### Problem to solve
Print out the entries below with no edits.

### Provided data
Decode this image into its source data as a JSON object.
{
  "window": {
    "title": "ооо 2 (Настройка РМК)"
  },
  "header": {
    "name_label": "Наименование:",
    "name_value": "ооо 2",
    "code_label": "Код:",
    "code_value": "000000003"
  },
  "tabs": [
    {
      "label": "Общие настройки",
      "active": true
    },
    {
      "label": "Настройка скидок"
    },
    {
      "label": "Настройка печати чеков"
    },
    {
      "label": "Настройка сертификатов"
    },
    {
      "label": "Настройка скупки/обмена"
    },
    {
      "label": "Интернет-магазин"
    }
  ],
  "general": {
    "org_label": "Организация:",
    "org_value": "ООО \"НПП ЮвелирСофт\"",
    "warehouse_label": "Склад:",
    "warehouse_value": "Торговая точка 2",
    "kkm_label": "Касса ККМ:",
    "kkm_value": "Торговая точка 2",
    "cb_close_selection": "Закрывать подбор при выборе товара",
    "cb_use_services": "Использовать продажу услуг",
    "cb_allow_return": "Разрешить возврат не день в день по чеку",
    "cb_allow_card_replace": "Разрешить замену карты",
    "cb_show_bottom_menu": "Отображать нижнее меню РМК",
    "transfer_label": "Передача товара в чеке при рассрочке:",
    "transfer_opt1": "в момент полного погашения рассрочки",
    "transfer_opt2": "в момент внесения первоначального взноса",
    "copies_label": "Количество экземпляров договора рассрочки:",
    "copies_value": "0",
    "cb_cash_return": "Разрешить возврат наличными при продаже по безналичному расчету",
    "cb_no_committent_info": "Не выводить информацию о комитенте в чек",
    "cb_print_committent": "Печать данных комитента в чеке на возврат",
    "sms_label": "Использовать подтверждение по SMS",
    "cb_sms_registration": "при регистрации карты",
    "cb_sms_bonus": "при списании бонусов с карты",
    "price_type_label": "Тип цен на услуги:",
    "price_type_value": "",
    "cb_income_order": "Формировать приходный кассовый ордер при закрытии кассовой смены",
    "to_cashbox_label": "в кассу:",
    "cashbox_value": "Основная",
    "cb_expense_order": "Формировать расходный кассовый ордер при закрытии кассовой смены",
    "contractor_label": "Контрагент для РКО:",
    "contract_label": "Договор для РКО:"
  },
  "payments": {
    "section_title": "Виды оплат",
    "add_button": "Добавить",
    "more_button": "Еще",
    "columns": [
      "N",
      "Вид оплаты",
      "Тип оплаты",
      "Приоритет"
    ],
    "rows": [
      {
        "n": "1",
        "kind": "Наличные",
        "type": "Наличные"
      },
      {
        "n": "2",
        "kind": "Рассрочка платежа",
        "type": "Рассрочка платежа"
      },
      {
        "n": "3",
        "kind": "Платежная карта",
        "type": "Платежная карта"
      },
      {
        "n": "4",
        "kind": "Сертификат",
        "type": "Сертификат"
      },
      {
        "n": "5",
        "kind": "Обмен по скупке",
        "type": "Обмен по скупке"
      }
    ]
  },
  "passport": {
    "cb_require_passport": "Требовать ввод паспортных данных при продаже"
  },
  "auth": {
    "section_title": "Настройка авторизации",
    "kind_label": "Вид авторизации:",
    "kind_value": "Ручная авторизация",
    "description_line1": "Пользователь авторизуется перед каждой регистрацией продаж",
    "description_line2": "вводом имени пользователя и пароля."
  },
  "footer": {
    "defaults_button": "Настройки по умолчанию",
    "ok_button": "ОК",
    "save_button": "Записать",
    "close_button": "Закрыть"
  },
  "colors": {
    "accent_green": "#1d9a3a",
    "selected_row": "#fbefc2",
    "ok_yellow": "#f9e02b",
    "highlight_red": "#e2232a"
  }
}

### Solved exercise
Decode this image into its source data as a JSON object.
{
  "window": {
    "title": "ооо 2 (Настройка РМК)"
  },
  "header": {
    "name_label": "Наименование:",
    "name_value": "ооо 2",
    "code_label": "Код:",
    "code_value": "000000003"
  },
  "tabs": [
    {
      "label": "Общие настройки",
      "active": true
    },
    {
      "label": "Настройка скидок"
    },
    {
      "label": "Настройка печати чеков"
    },
    {
      "label": "Настройка сертификатов"
    },
    {
      "label": "Настройка скупки/обмена"
    },
    {
      "label": "Интернет-магазин"
    }
  ],
  "general": {
    "org_label": "Организация:",
    "org_value": "ООО \"НПП ЮвелирСофт\"",
    "warehouse_label": "Склад:",
    "warehouse_value": "Торговая точка 2",
    "kkm_label": "Касса ККМ:",
    "kkm_value": "Торговая точка 2",
    "cb_close_selection": "Закрывать подбор при выборе товара",
    "cb_use_services": "Использовать продажу услуг",
    "cb_allow_return": "Разрешить возврат не день в день по чеку",
    "cb_allow_card_replace": "Разрешить замену карты",
    "cb_show_bottom_menu": "Отображать нижнее меню РМК",
    "transfer_label": "Передача товара в чеке при рассрочке:",
    "transfer_opt1": "в момент полного погашения рассрочки",
    "transfer_opt2": "в момент внесения первоначального взноса",
    "copies_label": "Количество экземпляров договора рассрочки:",
    "copies_value": "0",
    "cb_cash_return": "Разрешить возврат наличными при продаже по безналичному расчету",
    "cb_no_committent_info": "Не выводить информацию о комитенте в чек",
    "cb_print_committent": "Печать данных комитента в чеке на возврат",
    "sms_label": "Использовать подтверждение по SMS",
    "cb_sms_registration": "при регистрации карты",
    "cb_sms_bonus": "при списании бонусов с карты",
    "price_type_label": "Тип цен на услуги:",
    "price_type_value": "",
    "cb_income_order": "Формировать приходный кассовый ордер при закрытии кассовой смены",
    "to_cashbox_label": "в кассу:",
    "cashbox_value": "Основная",
    "cb_expense_order": "Формировать расходный кассовый ордер при закрытии кассовой смены",
    "contractor_label": "Контрагент для РКО:",
    "contract_label": "Договор для РКО:"
  },
  "payments": {
    "section_title": "Виды оплат",
    "add_button": "Добавить",
    "more_button": "Еще",
    "columns": [
      "N",
      "Вид оплаты",
      "Тип оплаты",
      "Приоритет"
    ],
    "rows": [
      {
        "n": "1",
        "kind": "Наличные",
        "type": "Наличные"
      },
      {
        "n": "2",
        "kind": "Рассрочка платежа",
        "type": "Рассрочка платежа"
      },
      {
        "n": "3",
        "kind": "Платежная карта",
        "type": "Платежная карта"
      },
      {
        "n": "4",
        "kind": "Сертификат",
        "type": "Сертификат"
      },
      {
        "n": "5",
        "kind": "Обмен по скупке",
        "type": "Обмен по скупке"
      }
    ]
  },
  "passport": {
    "cb_require_passport": "Требовать ввод паспортных данных при продаже"
  },
  "auth": {
    "section_title": "Настройка авторизации",
    "kind_label": "Вид авторизации:",
    "kind_value": "Ручная авторизация",
    "description_line1": "Пользователь авторизуется перед каждой регистрацией продаж",
    "description_line2": "вводом имени пользователя и пароля."
  },
  "footer": {
    "defaults_button": "Настройки по умолчанию",
    "ok_button": "ОК",
    "save_button": "Записать",
    "close_button": "Закрыть"
  },
  "colors": {
    "accent_green": "#1d9a3a",
    "selected_row": "#fbefc2",
    "ok_yellow": "#f9e02b",
    "highlight_red": "#e2232a"
  }
}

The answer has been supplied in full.